### WRITTEN PROBLEM
Extract each line where the string "JSON" shows up.

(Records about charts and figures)
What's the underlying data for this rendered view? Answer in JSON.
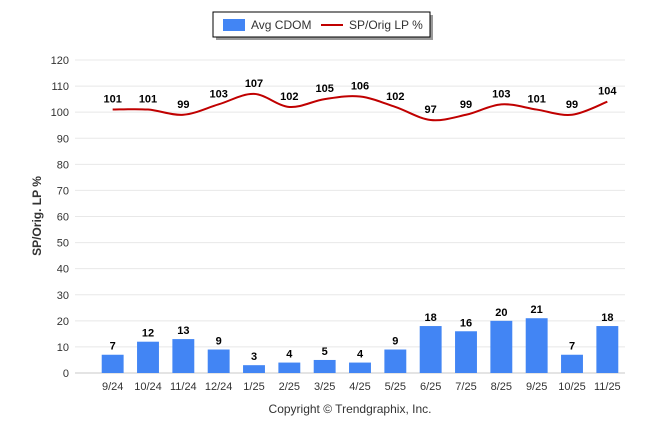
{
  "chart_data": {
    "type": "bar+line",
    "title": "",
    "categories": [
      "9/24",
      "10/24",
      "11/24",
      "12/24",
      "1/25",
      "2/25",
      "3/25",
      "4/25",
      "5/25",
      "6/25",
      "7/25",
      "8/25",
      "9/25",
      "10/25",
      "11/25"
    ],
    "series": [
      {
        "name": "Avg CDOM",
        "type": "bar",
        "color": "#4285f4",
        "values": [
          7,
          12,
          13,
          9,
          3,
          4,
          5,
          4,
          9,
          18,
          16,
          20,
          21,
          7,
          18
        ]
      },
      {
        "name": "SP/Orig LP %",
        "type": "line",
        "color": "#c00000",
        "values": [
          101,
          101,
          99,
          103,
          107,
          102,
          105,
          106,
          102,
          97,
          99,
          103,
          101,
          99,
          104
        ]
      }
    ],
    "xlabel": "",
    "ylabel": "SP/Orig. LP %",
    "ylim": [
      0,
      120
    ],
    "yticks": [
      0,
      10,
      20,
      30,
      40,
      50,
      60,
      70,
      80,
      90,
      100,
      110,
      120
    ],
    "grid": true,
    "legend": "top-center"
  },
  "footer": {
    "copyright": "Copyright © Trendgraphix, Inc."
  }
}
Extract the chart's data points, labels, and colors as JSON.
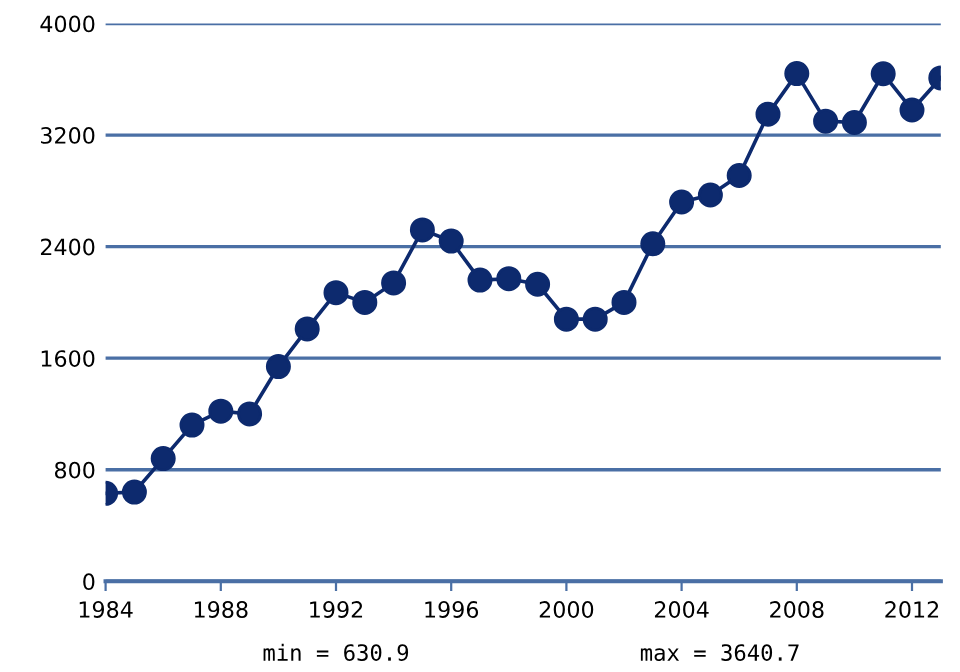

### SOLUTION FOR THIS TASK
What's the underlying data for this rendered view? Answer in JSON.
Extract the chart's data points, labels, and colors as JSON.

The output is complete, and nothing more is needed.